# Brief:
Lines containing "Ctrl" are to be counted. Report the count alone.

# Source records:
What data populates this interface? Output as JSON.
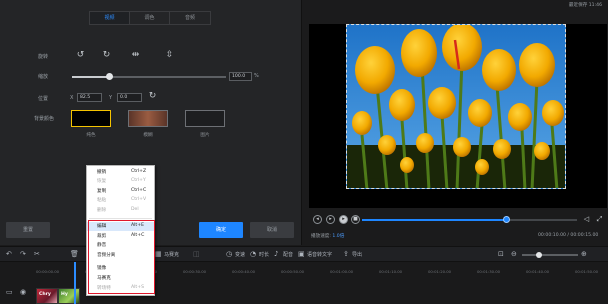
{
  "edit_panel": {
    "tabs": [
      {
        "label": "视频",
        "active": true
      },
      {
        "label": "调色",
        "active": false
      },
      {
        "label": "音频",
        "active": false
      }
    ],
    "rotate_label": "旋转",
    "scale_label": "缩放",
    "scale_value": "100.0",
    "scale_unit": "%",
    "scale_level": 0.24,
    "position_label": "位置",
    "x_label": "X",
    "x_value": "82.5",
    "y_label": "Y",
    "y_value": "0.0",
    "bg_color_label": "背景颜色",
    "swatches": [
      {
        "label": "纯色",
        "color": "#000000"
      },
      {
        "label": "模糊",
        "color": "#7a4a36"
      },
      {
        "label": "图片",
        "color": "#1d1e20"
      }
    ],
    "reset_button": "重置",
    "ok_button": "确定",
    "cancel_button": "取消"
  },
  "preview": {
    "autosave": "最近保存 11:46",
    "speed_label": "播放速度:",
    "speed_value": "1.0倍",
    "timecode": "00:00:10.00 / 00:00:15.00",
    "progress": 0.67
  },
  "toolbar": {
    "items": [
      "马赛克",
      "变速",
      "时长",
      "配音",
      "语音转文字",
      "导出"
    ]
  },
  "timeline": {
    "ticks": [
      "00:00:00.00",
      "00:00:10.00",
      "00:00:20.00",
      "00:00:30.00",
      "00:00:40.00",
      "00:00:50.00",
      "00:01:00.00",
      "00:01:10.00",
      "00:01:20.00",
      "00:01:30.00",
      "00:01:40.00",
      "00:01:50.00"
    ],
    "clips": [
      {
        "label": "Chry"
      },
      {
        "label": "Hy"
      }
    ]
  },
  "context_menu": {
    "items": [
      {
        "label": "撤销",
        "shortcut": "Ctrl+Z",
        "disabled": false
      },
      {
        "label": "恢复",
        "shortcut": "Ctrl+Y",
        "disabled": true
      },
      {
        "label": "复制",
        "shortcut": "Ctrl+C",
        "disabled": false
      },
      {
        "label": "粘贴",
        "shortcut": "Ctrl+V",
        "disabled": true
      },
      {
        "label": "删除",
        "shortcut": "Del",
        "disabled": true
      },
      {
        "label": "编辑",
        "shortcut": "Alt+E",
        "disabled": false,
        "hover": true
      },
      {
        "label": "裁剪",
        "shortcut": "Alt+C",
        "disabled": false
      },
      {
        "label": "静音",
        "shortcut": "",
        "disabled": false
      },
      {
        "label": "音频分离",
        "shortcut": "",
        "disabled": false
      },
      {
        "label": "镜像",
        "shortcut": "",
        "disabled": false
      },
      {
        "label": "马赛克",
        "shortcut": "",
        "disabled": false
      },
      {
        "label": "转场特",
        "shortcut": "Alt+S",
        "disabled": true
      }
    ]
  },
  "colors": {
    "accent": "#1e86ff",
    "highlight": "#e0182c",
    "selected_swatch": "#f5c400"
  }
}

# Result of this exercise:
4